*What you will do*: What follows are records. Restate all of them word for word.

## start Exercise data

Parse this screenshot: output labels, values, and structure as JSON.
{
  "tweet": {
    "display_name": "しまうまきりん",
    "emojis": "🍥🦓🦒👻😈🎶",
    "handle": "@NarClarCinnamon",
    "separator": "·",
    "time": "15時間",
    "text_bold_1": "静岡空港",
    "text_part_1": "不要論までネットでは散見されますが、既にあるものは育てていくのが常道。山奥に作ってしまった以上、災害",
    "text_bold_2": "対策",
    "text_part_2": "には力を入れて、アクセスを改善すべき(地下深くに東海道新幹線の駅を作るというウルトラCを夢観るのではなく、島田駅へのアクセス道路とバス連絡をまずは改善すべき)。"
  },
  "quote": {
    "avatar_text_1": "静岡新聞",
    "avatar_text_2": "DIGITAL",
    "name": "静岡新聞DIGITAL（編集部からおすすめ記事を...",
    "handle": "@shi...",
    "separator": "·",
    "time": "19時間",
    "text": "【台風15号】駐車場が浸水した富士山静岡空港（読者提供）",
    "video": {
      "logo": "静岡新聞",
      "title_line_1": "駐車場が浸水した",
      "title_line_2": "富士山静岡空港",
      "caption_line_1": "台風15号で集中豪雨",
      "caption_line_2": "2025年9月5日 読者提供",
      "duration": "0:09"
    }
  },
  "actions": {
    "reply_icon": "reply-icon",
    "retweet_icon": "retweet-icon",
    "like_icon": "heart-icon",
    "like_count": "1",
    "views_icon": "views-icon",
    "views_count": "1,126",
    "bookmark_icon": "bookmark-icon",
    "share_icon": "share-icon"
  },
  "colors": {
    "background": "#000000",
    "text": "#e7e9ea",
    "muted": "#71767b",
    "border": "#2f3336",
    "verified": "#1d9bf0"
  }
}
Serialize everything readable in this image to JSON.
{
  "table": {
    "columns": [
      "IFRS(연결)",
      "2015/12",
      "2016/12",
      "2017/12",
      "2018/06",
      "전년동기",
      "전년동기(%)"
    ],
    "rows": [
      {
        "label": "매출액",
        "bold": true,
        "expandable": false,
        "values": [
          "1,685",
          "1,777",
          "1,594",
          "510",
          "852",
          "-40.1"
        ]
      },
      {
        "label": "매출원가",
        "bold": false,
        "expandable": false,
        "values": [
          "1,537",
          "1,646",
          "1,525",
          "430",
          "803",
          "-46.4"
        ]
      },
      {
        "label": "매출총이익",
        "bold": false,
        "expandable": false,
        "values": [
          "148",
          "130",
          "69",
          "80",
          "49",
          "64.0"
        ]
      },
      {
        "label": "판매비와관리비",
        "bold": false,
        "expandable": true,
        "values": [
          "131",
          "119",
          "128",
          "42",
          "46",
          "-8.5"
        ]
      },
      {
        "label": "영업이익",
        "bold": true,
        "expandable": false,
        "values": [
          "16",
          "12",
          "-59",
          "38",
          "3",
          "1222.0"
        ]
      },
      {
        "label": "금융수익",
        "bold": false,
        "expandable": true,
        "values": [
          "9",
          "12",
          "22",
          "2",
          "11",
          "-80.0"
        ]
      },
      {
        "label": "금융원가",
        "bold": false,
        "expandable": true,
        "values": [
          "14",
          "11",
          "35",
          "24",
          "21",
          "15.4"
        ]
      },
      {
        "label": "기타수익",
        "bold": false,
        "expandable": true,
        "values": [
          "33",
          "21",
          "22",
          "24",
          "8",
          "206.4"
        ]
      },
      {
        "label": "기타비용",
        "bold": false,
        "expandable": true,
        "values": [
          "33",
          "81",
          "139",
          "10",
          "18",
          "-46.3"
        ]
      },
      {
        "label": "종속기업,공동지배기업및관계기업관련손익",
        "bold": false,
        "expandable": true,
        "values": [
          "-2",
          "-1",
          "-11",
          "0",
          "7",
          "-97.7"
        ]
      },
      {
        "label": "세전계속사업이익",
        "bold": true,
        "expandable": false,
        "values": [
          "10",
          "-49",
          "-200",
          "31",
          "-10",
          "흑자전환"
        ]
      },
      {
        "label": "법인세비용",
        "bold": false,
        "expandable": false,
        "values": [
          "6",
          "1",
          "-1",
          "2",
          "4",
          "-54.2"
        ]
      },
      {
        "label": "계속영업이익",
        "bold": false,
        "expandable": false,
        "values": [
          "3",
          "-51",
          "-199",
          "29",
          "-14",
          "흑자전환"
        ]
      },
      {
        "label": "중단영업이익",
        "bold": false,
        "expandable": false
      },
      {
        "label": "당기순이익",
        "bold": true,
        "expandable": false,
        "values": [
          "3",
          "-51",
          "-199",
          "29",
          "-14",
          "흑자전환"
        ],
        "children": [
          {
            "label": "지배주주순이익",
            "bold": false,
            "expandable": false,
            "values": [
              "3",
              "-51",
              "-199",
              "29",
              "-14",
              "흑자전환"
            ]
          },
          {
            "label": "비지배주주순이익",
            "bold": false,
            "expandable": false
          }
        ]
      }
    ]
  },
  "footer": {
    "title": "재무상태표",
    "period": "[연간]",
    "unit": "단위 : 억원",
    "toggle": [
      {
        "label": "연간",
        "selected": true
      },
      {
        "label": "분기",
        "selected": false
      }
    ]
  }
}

## end Exercise data

*Exercise solution*:
Parse this screenshot: output labels, values, and structure as JSON.
{
  "tweet": {
    "display_name": "しまうまきりん",
    "emojis": "🍥🦓🦒👻😈🎶",
    "handle": "@NarClarCinnamon",
    "separator": "·",
    "time": "15時間",
    "text_bold_1": "静岡空港",
    "text_part_1": "不要論までネットでは散見されますが、既にあるものは育てていくのが常道。山奥に作ってしまった以上、災害",
    "text_bold_2": "対策",
    "text_part_2": "には力を入れて、アクセスを改善すべき(地下深くに東海道新幹線の駅を作るというウルトラCを夢観るのではなく、島田駅へのアクセス道路とバス連絡をまずは改善すべき)。"
  },
  "quote": {
    "avatar_text_1": "静岡新聞",
    "avatar_text_2": "DIGITAL",
    "name": "静岡新聞DIGITAL（編集部からおすすめ記事を...",
    "handle": "@shi...",
    "separator": "·",
    "time": "19時間",
    "text": "【台風15号】駐車場が浸水した富士山静岡空港（読者提供）",
    "video": {
      "logo": "静岡新聞",
      "title_line_1": "駐車場が浸水した",
      "title_line_2": "富士山静岡空港",
      "caption_line_1": "台風15号で集中豪雨",
      "caption_line_2": "2025年9月5日 読者提供",
      "duration": "0:09"
    }
  },
  "actions": {
    "reply_icon": "reply-icon",
    "retweet_icon": "retweet-icon",
    "like_icon": "heart-icon",
    "like_count": "1",
    "views_icon": "views-icon",
    "views_count": "1,126",
    "bookmark_icon": "bookmark-icon",
    "share_icon": "share-icon"
  },
  "colors": {
    "background": "#000000",
    "text": "#e7e9ea",
    "muted": "#71767b",
    "border": "#2f3336",
    "verified": "#1d9bf0"
  }
}
Serialize everything readable in this image to JSON.
{
  "table": {
    "columns": [
      "IFRS(연결)",
      "2015/12",
      "2016/12",
      "2017/12",
      "2018/06",
      "전년동기",
      "전년동기(%)"
    ],
    "rows": [
      {
        "label": "매출액",
        "bold": true,
        "expandable": false,
        "values": [
          "1,685",
          "1,777",
          "1,594",
          "510",
          "852",
          "-40.1"
        ]
      },
      {
        "label": "매출원가",
        "bold": false,
        "expandable": false,
        "values": [
          "1,537",
          "1,646",
          "1,525",
          "430",
          "803",
          "-46.4"
        ]
      },
      {
        "label": "매출총이익",
        "bold": false,
        "expandable": false,
        "values": [
          "148",
          "130",
          "69",
          "80",
          "49",
          "64.0"
        ]
      },
      {
        "label": "판매비와관리비",
        "bold": false,
        "expandable": true,
        "values": [
          "131",
          "119",
          "128",
          "42",
          "46",
          "-8.5"
        ]
      },
      {
        "label": "영업이익",
        "bold": true,
        "expandable": false,
        "values": [
          "16",
          "12",
          "-59",
          "38",
          "3",
          "1222.0"
        ]
      },
      {
        "label": "금융수익",
        "bold": false,
        "expandable": true,
        "values": [
          "9",
          "12",
          "22",
          "2",
          "11",
          "-80.0"
        ]
      },
      {
        "label": "금융원가",
        "bold": false,
        "expandable": true,
        "values": [
          "14",
          "11",
          "35",
          "24",
          "21",
          "15.4"
        ]
      },
      {
        "label": "기타수익",
        "bold": false,
        "expandable": true,
        "values": [
          "33",
          "21",
          "22",
          "24",
          "8",
          "206.4"
        ]
      },
      {
        "label": "기타비용",
        "bold": false,
        "expandable": true,
        "values": [
          "33",
          "81",
          "139",
          "10",
          "18",
          "-46.3"
        ]
      },
      {
        "label": "종속기업,공동지배기업및관계기업관련손익",
        "bold": false,
        "expandable": true,
        "values": [
          "-2",
          "-1",
          "-11",
          "0",
          "7",
          "-97.7"
        ]
      },
      {
        "label": "세전계속사업이익",
        "bold": true,
        "expandable": false,
        "values": [
          "10",
          "-49",
          "-200",
          "31",
          "-10",
          "흑자전환"
        ]
      },
      {
        "label": "법인세비용",
        "bold": false,
        "expandable": false,
        "values": [
          "6",
          "1",
          "-1",
          "2",
          "4",
          "-54.2"
        ]
      },
      {
        "label": "계속영업이익",
        "bold": false,
        "expandable": false,
        "values": [
          "3",
          "-51",
          "-199",
          "29",
          "-14",
          "흑자전환"
        ]
      },
      {
        "label": "중단영업이익",
        "bold": false,
        "expandable": false
      },
      {
        "label": "당기순이익",
        "bold": true,
        "expandable": false,
        "values": [
          "3",
          "-51",
          "-199",
          "29",
          "-14",
          "흑자전환"
        ],
        "children": [
          {
            "label": "지배주주순이익",
            "bold": false,
            "expandable": false,
            "values": [
              "3",
              "-51",
              "-199",
              "29",
              "-14",
              "흑자전환"
            ]
          },
          {
            "label": "비지배주주순이익",
            "bold": false,
            "expandable": false
          }
        ]
      }
    ]
  },
  "footer": {
    "title": "재무상태표",
    "period": "[연간]",
    "unit": "단위 : 억원",
    "toggle": [
      {
        "label": "연간",
        "selected": true
      },
      {
        "label": "분기",
        "selected": false
      }
    ]
  }
}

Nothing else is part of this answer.